▶ [Directions]
Report the count of lines containing the word "this" in the entries below, and nothing more.

--------

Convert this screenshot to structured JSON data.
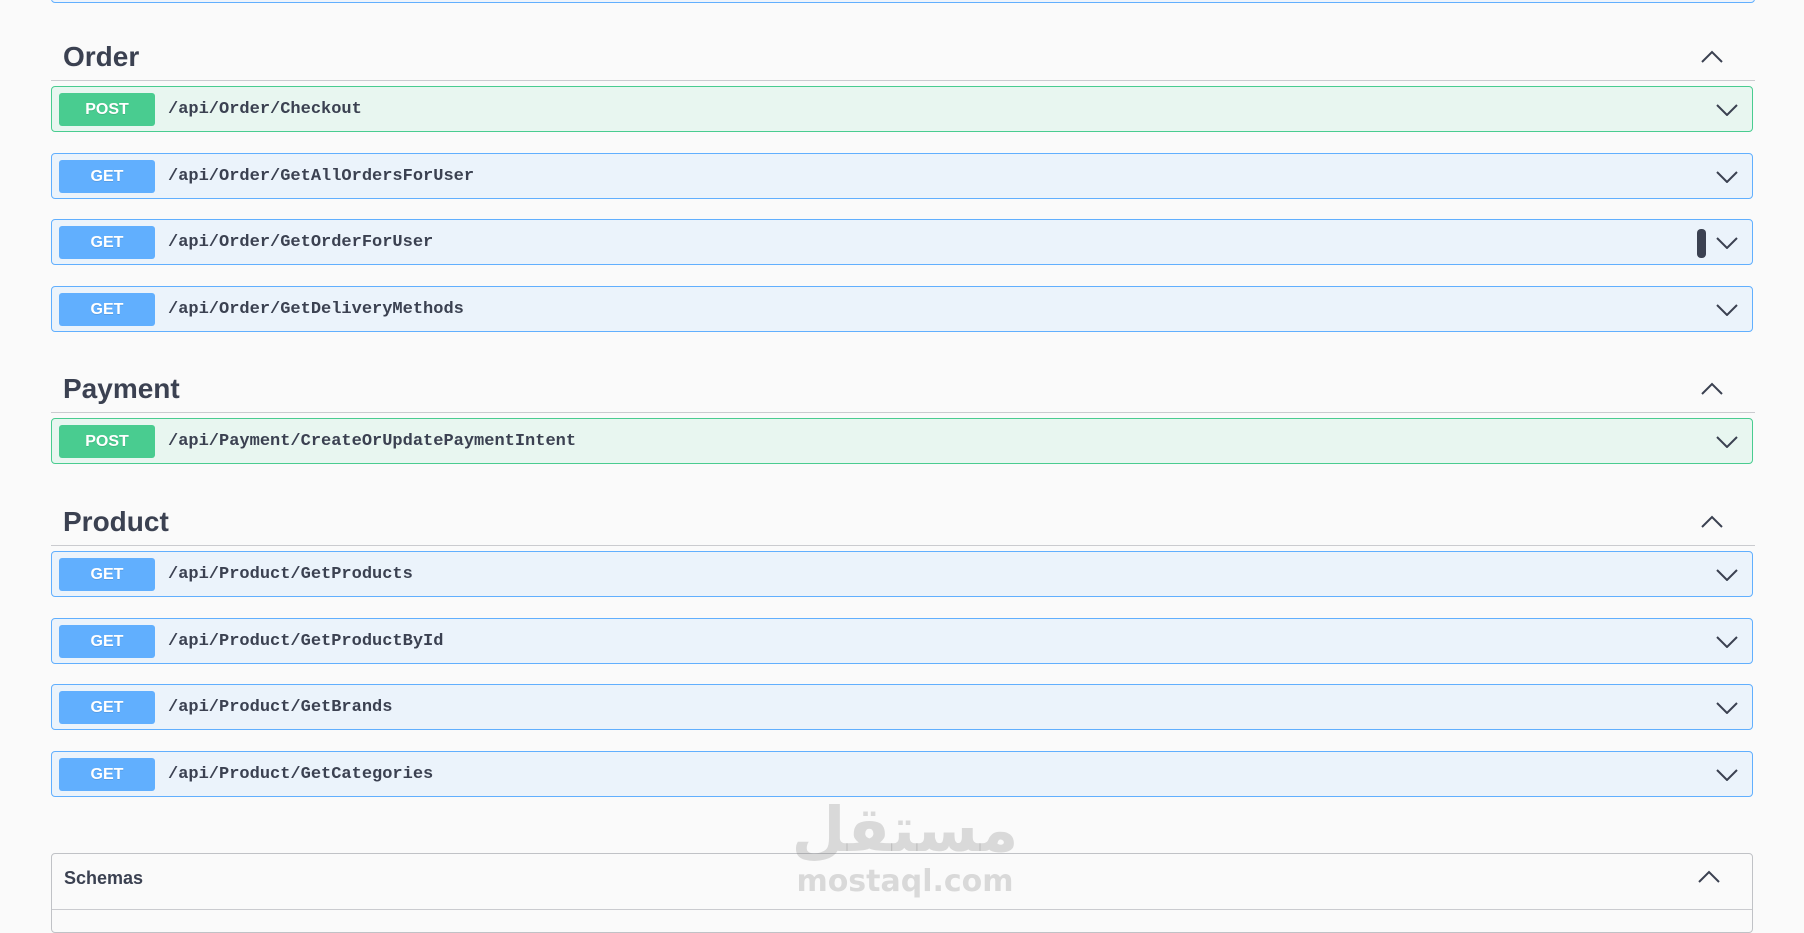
{
  "sections": [
    {
      "title": "Order",
      "operations": [
        {
          "method": "POST",
          "path": "/api/Order/Checkout"
        },
        {
          "method": "GET",
          "path": "/api/Order/GetAllOrdersForUser"
        },
        {
          "method": "GET",
          "path": "/api/Order/GetOrderForUser"
        },
        {
          "method": "GET",
          "path": "/api/Order/GetDeliveryMethods"
        }
      ]
    },
    {
      "title": "Payment",
      "operations": [
        {
          "method": "POST",
          "path": "/api/Payment/CreateOrUpdatePaymentIntent"
        }
      ]
    },
    {
      "title": "Product",
      "operations": [
        {
          "method": "GET",
          "path": "/api/Product/GetProducts"
        },
        {
          "method": "GET",
          "path": "/api/Product/GetProductById"
        },
        {
          "method": "GET",
          "path": "/api/Product/GetBrands"
        },
        {
          "method": "GET",
          "path": "/api/Product/GetCategories"
        }
      ]
    }
  ],
  "schemas": {
    "title": "Schemas"
  },
  "watermark": {
    "arabic": "مستقل",
    "latin": "mostaql.com"
  },
  "colors": {
    "get": "#61affe",
    "post": "#49cc90",
    "text": "#3b4151"
  }
}
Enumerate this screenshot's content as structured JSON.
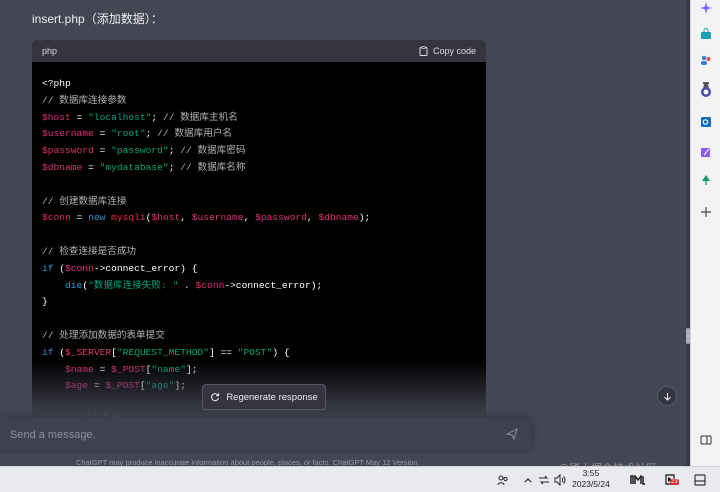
{
  "message": {
    "heading": "insert.php（添加数据）："
  },
  "code": {
    "language": "php",
    "copy_label": "Copy code",
    "lines": [
      [
        {
          "t": "<?php",
          "c": "plain"
        }
      ],
      [
        {
          "t": "// 数据库连接参数",
          "c": "cmt"
        }
      ],
      [
        {
          "t": "$host",
          "c": "var"
        },
        {
          "t": " = ",
          "c": "plain"
        },
        {
          "t": "\"localhost\"",
          "c": "str"
        },
        {
          "t": "; ",
          "c": "plain"
        },
        {
          "t": "// 数据库主机名",
          "c": "cmt"
        }
      ],
      [
        {
          "t": "$username",
          "c": "var"
        },
        {
          "t": " = ",
          "c": "plain"
        },
        {
          "t": "\"root\"",
          "c": "str"
        },
        {
          "t": "; ",
          "c": "plain"
        },
        {
          "t": "// 数据库用户名",
          "c": "cmt"
        }
      ],
      [
        {
          "t": "$password",
          "c": "var"
        },
        {
          "t": " = ",
          "c": "plain"
        },
        {
          "t": "\"password\"",
          "c": "str"
        },
        {
          "t": "; ",
          "c": "plain"
        },
        {
          "t": "// 数据库密码",
          "c": "cmt"
        }
      ],
      [
        {
          "t": "$dbname",
          "c": "var"
        },
        {
          "t": " = ",
          "c": "plain"
        },
        {
          "t": "\"mydatabase\"",
          "c": "str"
        },
        {
          "t": "; ",
          "c": "plain"
        },
        {
          "t": "// 数据库名称",
          "c": "cmt"
        }
      ],
      [],
      [
        {
          "t": "// 创建数据库连接",
          "c": "cmt"
        }
      ],
      [
        {
          "t": "$conn",
          "c": "var"
        },
        {
          "t": " = ",
          "c": "plain"
        },
        {
          "t": "new",
          "c": "kw"
        },
        {
          "t": " ",
          "c": "plain"
        },
        {
          "t": "mysqli",
          "c": "fn"
        },
        {
          "t": "(",
          "c": "plain"
        },
        {
          "t": "$host",
          "c": "var"
        },
        {
          "t": ", ",
          "c": "plain"
        },
        {
          "t": "$username",
          "c": "var"
        },
        {
          "t": ", ",
          "c": "plain"
        },
        {
          "t": "$password",
          "c": "var"
        },
        {
          "t": ", ",
          "c": "plain"
        },
        {
          "t": "$dbname",
          "c": "var"
        },
        {
          "t": ");",
          "c": "plain"
        }
      ],
      [],
      [
        {
          "t": "// 检查连接是否成功",
          "c": "cmt"
        }
      ],
      [
        {
          "t": "if",
          "c": "kw"
        },
        {
          "t": " (",
          "c": "plain"
        },
        {
          "t": "$conn",
          "c": "var"
        },
        {
          "t": "->connect_error) {",
          "c": "plain"
        }
      ],
      [
        {
          "t": "    ",
          "c": "plain"
        },
        {
          "t": "die",
          "c": "kw"
        },
        {
          "t": "(",
          "c": "plain"
        },
        {
          "t": "\"数据库连接失败: \"",
          "c": "str"
        },
        {
          "t": " . ",
          "c": "plain"
        },
        {
          "t": "$conn",
          "c": "var"
        },
        {
          "t": "->connect_error);",
          "c": "plain"
        }
      ],
      [
        {
          "t": "}",
          "c": "plain"
        }
      ],
      [],
      [
        {
          "t": "// 处理添加数据的表单提交",
          "c": "cmt"
        }
      ],
      [
        {
          "t": "if",
          "c": "kw"
        },
        {
          "t": " (",
          "c": "plain"
        },
        {
          "t": "$_SERVER",
          "c": "var"
        },
        {
          "t": "[",
          "c": "plain"
        },
        {
          "t": "\"REQUEST_METHOD\"",
          "c": "str"
        },
        {
          "t": "] == ",
          "c": "plain"
        },
        {
          "t": "\"POST\"",
          "c": "str"
        },
        {
          "t": ") {",
          "c": "plain"
        }
      ],
      [
        {
          "t": "    ",
          "c": "plain"
        },
        {
          "t": "$name",
          "c": "var"
        },
        {
          "t": " = ",
          "c": "plain"
        },
        {
          "t": "$_POST",
          "c": "var"
        },
        {
          "t": "[",
          "c": "plain"
        },
        {
          "t": "\"name\"",
          "c": "str"
        },
        {
          "t": "];",
          "c": "plain"
        }
      ],
      [
        {
          "t": "    ",
          "c": "plain"
        },
        {
          "t": "$age",
          "c": "var"
        },
        {
          "t": " = ",
          "c": "plain"
        },
        {
          "t": "$_POST",
          "c": "var"
        },
        {
          "t": "[",
          "c": "plain"
        },
        {
          "t": "\"age\"",
          "c": "str"
        },
        {
          "t": "];",
          "c": "plain"
        }
      ],
      [],
      [
        {
          "t": "    ",
          "c": "plain"
        },
        {
          "t": "// 插入数据",
          "c": "cmt"
        }
      ]
    ]
  },
  "regenerate": {
    "label": "Regenerate response"
  },
  "composer": {
    "placeholder": "Send a message."
  },
  "disclaimer": "ChatGPT may produce inaccurate information about people, places, or facts. ChatGPT May 12 Version",
  "taskbar": {
    "time": "3:55",
    "date": "2023/5/24",
    "badge": "23"
  },
  "watermark": "@稀土掘金技术社区",
  "colors": {
    "background": "#444654",
    "code_bg": "#000000",
    "string": "#00a67d",
    "variable": "#df3079",
    "keyword": "#2e95d3",
    "comment": "#b4b4b4"
  }
}
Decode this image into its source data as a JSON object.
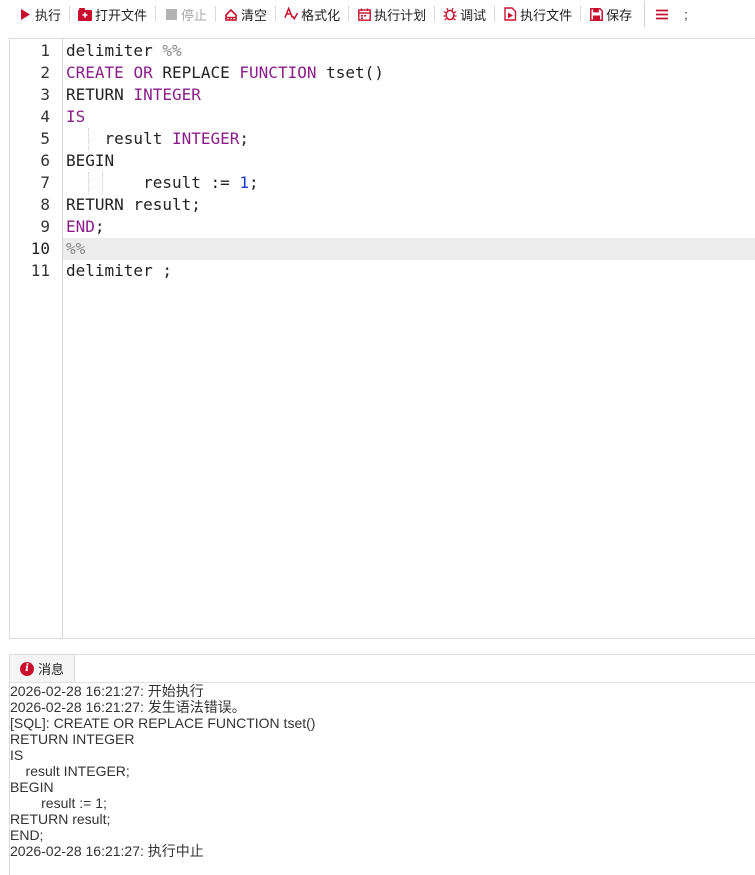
{
  "toolbar": {
    "run": "执行",
    "open_file": "打开文件",
    "stop": "停止",
    "clear": "清空",
    "format": "格式化",
    "explain_plan": "执行计划",
    "debug": "调试",
    "run_file": "执行文件",
    "save": "保存",
    "delimiter": ";"
  },
  "editor": {
    "active_line": 10,
    "lines": [
      {
        "n": "1",
        "segments": [
          {
            "t": "delimiter ",
            "c": "plain"
          },
          {
            "t": "%%",
            "c": "punc"
          }
        ]
      },
      {
        "n": "2",
        "segments": [
          {
            "t": "CREATE",
            "c": "kw"
          },
          {
            "t": " ",
            "c": "plain"
          },
          {
            "t": "OR",
            "c": "kw"
          },
          {
            "t": " REPLACE ",
            "c": "plain"
          },
          {
            "t": "FUNCTION",
            "c": "kw"
          },
          {
            "t": " tset()",
            "c": "plain"
          }
        ]
      },
      {
        "n": "3",
        "segments": [
          {
            "t": "RETURN ",
            "c": "plain"
          },
          {
            "t": "INTEGER",
            "c": "kw"
          }
        ]
      },
      {
        "n": "4",
        "segments": [
          {
            "t": "IS",
            "c": "kw"
          }
        ]
      },
      {
        "n": "5",
        "segments": [
          {
            "t": "    result ",
            "c": "plain"
          },
          {
            "t": "INTEGER",
            "c": "kw"
          },
          {
            "t": ";",
            "c": "plain"
          }
        ]
      },
      {
        "n": "6",
        "segments": [
          {
            "t": "BEGIN",
            "c": "plain"
          }
        ]
      },
      {
        "n": "7",
        "segments": [
          {
            "t": "        result := ",
            "c": "plain"
          },
          {
            "t": "1",
            "c": "num"
          },
          {
            "t": ";",
            "c": "plain"
          }
        ]
      },
      {
        "n": "8",
        "segments": [
          {
            "t": "RETURN result;",
            "c": "plain"
          }
        ]
      },
      {
        "n": "9",
        "segments": [
          {
            "t": "END",
            "c": "kw"
          },
          {
            "t": ";",
            "c": "plain"
          }
        ]
      },
      {
        "n": "10",
        "segments": [
          {
            "t": "%%",
            "c": "punc"
          }
        ]
      },
      {
        "n": "11",
        "segments": [
          {
            "t": "delimiter ;",
            "c": "plain"
          }
        ]
      }
    ]
  },
  "messages": {
    "tab_label": "消息",
    "lines": [
      "2026-02-28 16:21:27: 开始执行",
      "2026-02-28 16:21:27: 发生语法错误。",
      "[SQL]: CREATE OR REPLACE FUNCTION tset()",
      "RETURN INTEGER",
      "IS",
      "    result INTEGER;",
      "BEGIN",
      "        result := 1;",
      "RETURN result;",
      "END;",
      "2026-02-28 16:21:27: 执行中止"
    ]
  }
}
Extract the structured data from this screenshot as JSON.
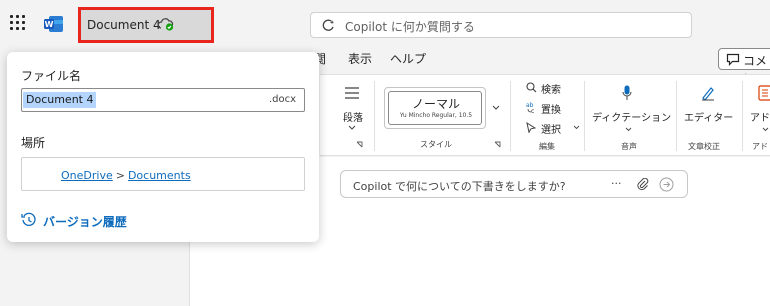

--------

▶ [Written response]
4